◆ TASK BRIEF
Quote the lines below exactly as they appear, every one of them.

◆ DATA FOR PROCESSING
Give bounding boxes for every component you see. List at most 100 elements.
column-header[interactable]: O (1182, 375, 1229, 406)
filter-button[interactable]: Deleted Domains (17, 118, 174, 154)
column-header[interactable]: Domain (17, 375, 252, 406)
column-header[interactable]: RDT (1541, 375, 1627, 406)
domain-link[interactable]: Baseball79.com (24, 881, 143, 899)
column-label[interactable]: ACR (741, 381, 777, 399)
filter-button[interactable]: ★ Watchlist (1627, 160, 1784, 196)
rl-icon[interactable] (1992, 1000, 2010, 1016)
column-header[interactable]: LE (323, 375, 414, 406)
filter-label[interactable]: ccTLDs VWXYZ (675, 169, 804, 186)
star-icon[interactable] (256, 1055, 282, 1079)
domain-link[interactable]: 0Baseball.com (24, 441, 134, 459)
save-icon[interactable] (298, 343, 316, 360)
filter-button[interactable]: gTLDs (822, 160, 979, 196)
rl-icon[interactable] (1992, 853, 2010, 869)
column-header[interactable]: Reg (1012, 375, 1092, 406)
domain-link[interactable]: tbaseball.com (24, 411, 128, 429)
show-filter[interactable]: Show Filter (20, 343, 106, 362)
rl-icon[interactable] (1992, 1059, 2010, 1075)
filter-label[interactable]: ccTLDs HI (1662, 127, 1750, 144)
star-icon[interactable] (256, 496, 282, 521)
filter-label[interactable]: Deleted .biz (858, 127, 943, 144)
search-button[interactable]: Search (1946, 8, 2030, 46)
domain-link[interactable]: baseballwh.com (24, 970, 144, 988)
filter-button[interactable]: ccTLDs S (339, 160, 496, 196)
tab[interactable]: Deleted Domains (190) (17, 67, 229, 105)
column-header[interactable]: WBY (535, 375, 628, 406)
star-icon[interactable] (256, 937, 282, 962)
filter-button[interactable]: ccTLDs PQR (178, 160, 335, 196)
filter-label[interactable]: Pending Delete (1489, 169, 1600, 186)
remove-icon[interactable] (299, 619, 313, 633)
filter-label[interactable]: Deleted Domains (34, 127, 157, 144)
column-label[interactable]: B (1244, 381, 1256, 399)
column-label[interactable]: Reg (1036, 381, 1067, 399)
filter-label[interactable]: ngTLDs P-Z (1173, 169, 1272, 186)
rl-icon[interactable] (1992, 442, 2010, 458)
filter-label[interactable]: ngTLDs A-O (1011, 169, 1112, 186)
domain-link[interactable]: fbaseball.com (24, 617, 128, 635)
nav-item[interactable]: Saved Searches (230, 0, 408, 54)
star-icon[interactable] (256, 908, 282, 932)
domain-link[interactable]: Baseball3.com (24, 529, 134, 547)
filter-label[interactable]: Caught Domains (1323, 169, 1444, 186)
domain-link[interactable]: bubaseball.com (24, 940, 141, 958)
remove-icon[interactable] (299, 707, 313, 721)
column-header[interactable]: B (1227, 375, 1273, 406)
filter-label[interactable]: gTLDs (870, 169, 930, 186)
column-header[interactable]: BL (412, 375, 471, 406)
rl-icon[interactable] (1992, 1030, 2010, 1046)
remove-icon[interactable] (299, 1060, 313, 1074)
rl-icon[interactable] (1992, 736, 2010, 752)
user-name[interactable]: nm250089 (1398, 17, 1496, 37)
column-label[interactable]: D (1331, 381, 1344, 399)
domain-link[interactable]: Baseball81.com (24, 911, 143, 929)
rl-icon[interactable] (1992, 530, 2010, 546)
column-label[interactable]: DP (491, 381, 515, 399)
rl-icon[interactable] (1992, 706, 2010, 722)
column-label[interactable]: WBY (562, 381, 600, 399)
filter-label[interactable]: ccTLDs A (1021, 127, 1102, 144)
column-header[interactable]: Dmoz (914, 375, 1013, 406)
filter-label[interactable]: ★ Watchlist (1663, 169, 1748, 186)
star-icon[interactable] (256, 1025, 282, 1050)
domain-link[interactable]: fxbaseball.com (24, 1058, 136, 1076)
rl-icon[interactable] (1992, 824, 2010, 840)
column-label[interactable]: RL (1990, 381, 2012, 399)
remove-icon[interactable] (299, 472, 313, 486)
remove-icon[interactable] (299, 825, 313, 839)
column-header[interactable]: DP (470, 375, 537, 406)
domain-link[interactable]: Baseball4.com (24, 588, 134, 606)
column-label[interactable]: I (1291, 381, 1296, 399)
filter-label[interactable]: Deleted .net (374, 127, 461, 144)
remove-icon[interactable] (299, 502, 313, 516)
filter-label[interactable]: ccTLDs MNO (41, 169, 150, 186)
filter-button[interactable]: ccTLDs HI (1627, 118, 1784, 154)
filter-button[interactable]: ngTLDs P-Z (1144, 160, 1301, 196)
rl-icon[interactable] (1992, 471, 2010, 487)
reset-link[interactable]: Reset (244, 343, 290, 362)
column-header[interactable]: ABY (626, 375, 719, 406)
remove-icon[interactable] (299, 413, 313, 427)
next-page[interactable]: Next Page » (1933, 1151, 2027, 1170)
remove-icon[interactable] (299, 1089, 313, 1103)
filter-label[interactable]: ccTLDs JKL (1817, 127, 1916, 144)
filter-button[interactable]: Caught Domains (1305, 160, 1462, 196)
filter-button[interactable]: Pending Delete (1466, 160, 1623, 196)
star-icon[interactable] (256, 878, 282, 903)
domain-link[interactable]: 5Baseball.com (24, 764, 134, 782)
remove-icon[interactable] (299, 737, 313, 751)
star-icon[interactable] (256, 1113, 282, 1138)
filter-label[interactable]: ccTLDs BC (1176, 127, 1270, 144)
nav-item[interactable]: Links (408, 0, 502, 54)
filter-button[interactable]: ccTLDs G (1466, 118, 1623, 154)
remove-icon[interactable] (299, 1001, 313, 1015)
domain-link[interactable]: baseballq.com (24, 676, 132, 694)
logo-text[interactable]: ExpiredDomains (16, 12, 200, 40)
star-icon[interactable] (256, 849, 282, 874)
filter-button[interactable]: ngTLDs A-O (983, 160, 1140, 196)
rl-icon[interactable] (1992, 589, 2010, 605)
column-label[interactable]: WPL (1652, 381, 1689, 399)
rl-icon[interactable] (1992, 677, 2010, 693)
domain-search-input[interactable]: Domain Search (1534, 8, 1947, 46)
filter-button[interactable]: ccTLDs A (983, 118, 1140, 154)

◆ WRITTEN REPLY
Give bounding boxes for every component you see. List at most 100 elements.
column-header[interactable]: O (1182, 375, 1229, 406)
filter-button[interactable]: Deleted Domains (17, 118, 174, 154)
column-header[interactable]: Domain (17, 375, 252, 406)
column-header[interactable]: RDT (1541, 375, 1627, 406)
domain-link[interactable]: Baseball79.com (24, 881, 143, 899)
column-label[interactable]: ACR (741, 381, 777, 399)
filter-button[interactable]: ★ Watchlist (1627, 160, 1784, 196)
rl-icon[interactable] (1992, 1000, 2010, 1016)
column-header[interactable]: LE (323, 375, 414, 406)
filter-label[interactable]: ccTLDs VWXYZ (675, 169, 804, 186)
star-icon[interactable] (256, 1055, 282, 1079)
domain-link[interactable]: 0Baseball.com (24, 441, 134, 459)
save-icon[interactable] (298, 343, 316, 360)
filter-button[interactable]: gTLDs (822, 160, 979, 196)
rl-icon[interactable] (1992, 853, 2010, 869)
column-header[interactable]: Reg (1012, 375, 1092, 406)
domain-link[interactable]: tbaseball.com (24, 411, 128, 429)
show-filter[interactable]: Show Filter (20, 343, 106, 362)
rl-icon[interactable] (1992, 1059, 2010, 1075)
filter-label[interactable]: ccTLDs HI (1662, 127, 1750, 144)
star-icon[interactable] (256, 496, 282, 521)
filter-label[interactable]: Deleted .biz (858, 127, 943, 144)
search-button[interactable]: Search (1946, 8, 2030, 46)
domain-link[interactable]: baseballwh.com (24, 970, 144, 988)
filter-button[interactable]: ccTLDs S (339, 160, 496, 196)
tab[interactable]: Deleted Domains (190) (17, 67, 229, 105)
column-header[interactable]: WBY (535, 375, 628, 406)
star-icon[interactable] (256, 937, 282, 962)
filter-button[interactable]: ccTLDs PQR (178, 160, 335, 196)
filter-label[interactable]: Pending Delete (1489, 169, 1600, 186)
remove-icon[interactable] (299, 619, 313, 633)
filter-label[interactable]: Deleted Domains (34, 127, 157, 144)
column-label[interactable]: B (1244, 381, 1256, 399)
column-label[interactable]: Reg (1036, 381, 1067, 399)
filter-label[interactable]: ngTLDs P-Z (1173, 169, 1272, 186)
rl-icon[interactable] (1992, 442, 2010, 458)
filter-label[interactable]: ngTLDs A-O (1011, 169, 1112, 186)
domain-link[interactable]: fbaseball.com (24, 617, 128, 635)
nav-item[interactable]: Saved Searches (230, 0, 408, 54)
star-icon[interactable] (256, 908, 282, 932)
domain-link[interactable]: Baseball3.com (24, 529, 134, 547)
filter-label[interactable]: Caught Domains (1323, 169, 1444, 186)
domain-link[interactable]: bubaseball.com (24, 940, 141, 958)
remove-icon[interactable] (299, 707, 313, 721)
column-header[interactable]: B (1227, 375, 1273, 406)
filter-label[interactable]: gTLDs (870, 169, 930, 186)
column-header[interactable]: BL (412, 375, 471, 406)
rl-icon[interactable] (1992, 1030, 2010, 1046)
remove-icon[interactable] (299, 1060, 313, 1074)
rl-icon[interactable] (1992, 736, 2010, 752)
user-name[interactable]: nm250089 (1398, 17, 1496, 37)
column-label[interactable]: D (1331, 381, 1344, 399)
domain-link[interactable]: Baseball81.com (24, 911, 143, 929)
rl-icon[interactable] (1992, 530, 2010, 546)
column-label[interactable]: DP (491, 381, 515, 399)
rl-icon[interactable] (1992, 706, 2010, 722)
column-label[interactable]: WBY (562, 381, 600, 399)
filter-label[interactable]: ccTLDs A (1021, 127, 1102, 144)
column-header[interactable]: Dmoz (914, 375, 1013, 406)
filter-label[interactable]: ★ Watchlist (1663, 169, 1748, 186)
star-icon[interactable] (256, 1025, 282, 1050)
domain-link[interactable]: fxbaseball.com (24, 1058, 136, 1076)
rl-icon[interactable] (1992, 824, 2010, 840)
column-label[interactable]: RL (1990, 381, 2012, 399)
remove-icon[interactable] (299, 472, 313, 486)
remove-icon[interactable] (299, 825, 313, 839)
column-header[interactable]: DP (470, 375, 537, 406)
domain-link[interactable]: Baseball4.com (24, 588, 134, 606)
column-label[interactable]: I (1291, 381, 1296, 399)
filter-label[interactable]: Deleted .net (374, 127, 461, 144)
remove-icon[interactable] (299, 502, 313, 516)
filter-label[interactable]: ccTLDs MNO (41, 169, 150, 186)
filter-button[interactable]: ccTLDs HI (1627, 118, 1784, 154)
filter-button[interactable]: ngTLDs P-Z (1144, 160, 1301, 196)
rl-icon[interactable] (1992, 471, 2010, 487)
reset-link[interactable]: Reset (244, 343, 290, 362)
column-header[interactable]: ABY (626, 375, 719, 406)
remove-icon[interactable] (299, 413, 313, 427)
next-page[interactable]: Next Page » (1933, 1151, 2027, 1170)
remove-icon[interactable] (299, 1089, 313, 1103)
filter-label[interactable]: ccTLDs JKL (1817, 127, 1916, 144)
filter-button[interactable]: Caught Domains (1305, 160, 1462, 196)
filter-button[interactable]: Pending Delete (1466, 160, 1623, 196)
star-icon[interactable] (256, 878, 282, 903)
domain-link[interactable]: 5Baseball.com (24, 764, 134, 782)
remove-icon[interactable] (299, 737, 313, 751)
star-icon[interactable] (256, 1113, 282, 1138)
filter-label[interactable]: ccTLDs BC (1176, 127, 1270, 144)
nav-item[interactable]: Links (408, 0, 502, 54)
filter-button[interactable]: ccTLDs G (1466, 118, 1623, 154)
remove-icon[interactable] (299, 1001, 313, 1015)
domain-link[interactable]: baseballq.com (24, 676, 132, 694)
logo-text[interactable]: ExpiredDomains (16, 12, 200, 40)
star-icon[interactable] (256, 849, 282, 874)
filter-button[interactable]: ngTLDs A-O (983, 160, 1140, 196)
rl-icon[interactable] (1992, 589, 2010, 605)
column-label[interactable]: WPL (1652, 381, 1689, 399)
rl-icon[interactable] (1992, 677, 2010, 693)
domain-search-input[interactable]: Domain Search (1534, 8, 1947, 46)
filter-button[interactable]: ccTLDs A (983, 118, 1140, 154)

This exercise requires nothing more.